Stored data

──────────────────────────────

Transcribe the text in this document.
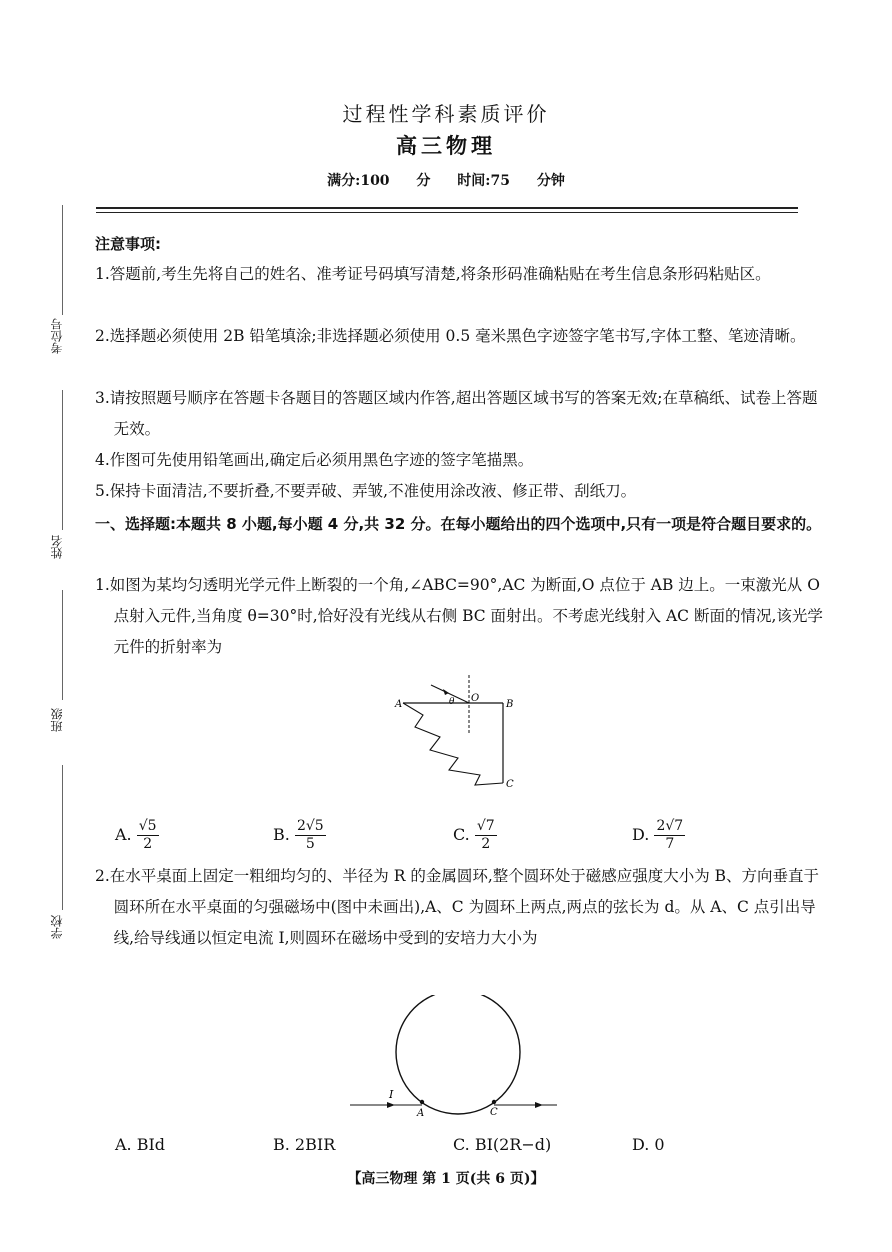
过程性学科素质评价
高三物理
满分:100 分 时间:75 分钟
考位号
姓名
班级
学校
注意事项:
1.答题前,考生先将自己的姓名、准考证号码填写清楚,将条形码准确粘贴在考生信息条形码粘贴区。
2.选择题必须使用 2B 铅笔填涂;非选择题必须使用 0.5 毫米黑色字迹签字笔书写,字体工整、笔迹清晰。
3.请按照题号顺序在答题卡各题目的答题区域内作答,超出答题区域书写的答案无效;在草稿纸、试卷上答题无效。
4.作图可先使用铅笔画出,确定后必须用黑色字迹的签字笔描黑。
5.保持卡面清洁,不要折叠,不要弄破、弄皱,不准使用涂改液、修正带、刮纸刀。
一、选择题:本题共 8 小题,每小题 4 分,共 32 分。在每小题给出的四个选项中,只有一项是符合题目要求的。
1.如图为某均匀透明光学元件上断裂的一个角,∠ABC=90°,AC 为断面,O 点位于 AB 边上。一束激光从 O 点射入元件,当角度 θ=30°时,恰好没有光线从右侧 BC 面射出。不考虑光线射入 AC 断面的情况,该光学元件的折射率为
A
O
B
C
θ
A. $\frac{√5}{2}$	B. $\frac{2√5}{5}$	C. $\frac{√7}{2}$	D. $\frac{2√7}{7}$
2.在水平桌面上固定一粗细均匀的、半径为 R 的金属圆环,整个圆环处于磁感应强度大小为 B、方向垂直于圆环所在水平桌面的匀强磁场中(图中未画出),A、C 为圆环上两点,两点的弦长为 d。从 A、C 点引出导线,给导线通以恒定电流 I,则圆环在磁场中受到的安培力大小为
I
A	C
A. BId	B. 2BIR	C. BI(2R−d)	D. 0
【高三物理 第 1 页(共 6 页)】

──────────────────────────────

_PROBLEM:_ Reproduce all the records verbatim, excluding images.

_FINAL ANSWER:_
Transcribe the text in this document.
过程性学科素质评价
高三物理
满分:100 分 时间:75 分钟
考位号
姓名
班级
学校
注意事项:
1.答题前,考生先将自己的姓名、准考证号码填写清楚,将条形码准确粘贴在考生信息条形码粘贴区。
2.选择题必须使用 2B 铅笔填涂;非选择题必须使用 0.5 毫米黑色字迹签字笔书写,字体工整、笔迹清晰。
3.请按照题号顺序在答题卡各题目的答题区域内作答,超出答题区域书写的答案无效;在草稿纸、试卷上答题无效。
4.作图可先使用铅笔画出,确定后必须用黑色字迹的签字笔描黑。
5.保持卡面清洁,不要折叠,不要弄破、弄皱,不准使用涂改液、修正带、刮纸刀。
一、选择题:本题共 8 小题,每小题 4 分,共 32 分。在每小题给出的四个选项中,只有一项是符合题目要求的。
1.如图为某均匀透明光学元件上断裂的一个角,∠ABC=90°,AC 为断面,O 点位于 AB 边上。一束激光从 O 点射入元件,当角度 θ=30°时,恰好没有光线从右侧 BC 面射出。不考虑光线射入 AC 断面的情况,该光学元件的折射率为
A
O
B
C
θ
A. $\frac{√5}{2}$	B. $\frac{2√5}{5}$	C. $\frac{√7}{2}$	D. $\frac{2√7}{7}$
2.在水平桌面上固定一粗细均匀的、半径为 R 的金属圆环,整个圆环处于磁感应强度大小为 B、方向垂直于圆环所在水平桌面的匀强磁场中(图中未画出),A、C 为圆环上两点,两点的弦长为 d。从 A、C 点引出导线,给导线通以恒定电流 I,则圆环在磁场中受到的安培力大小为
I
A	C
A. BId	B. 2BIR	C. BI(2R−d)	D. 0
【高三物理 第 1 页(共 6 页)】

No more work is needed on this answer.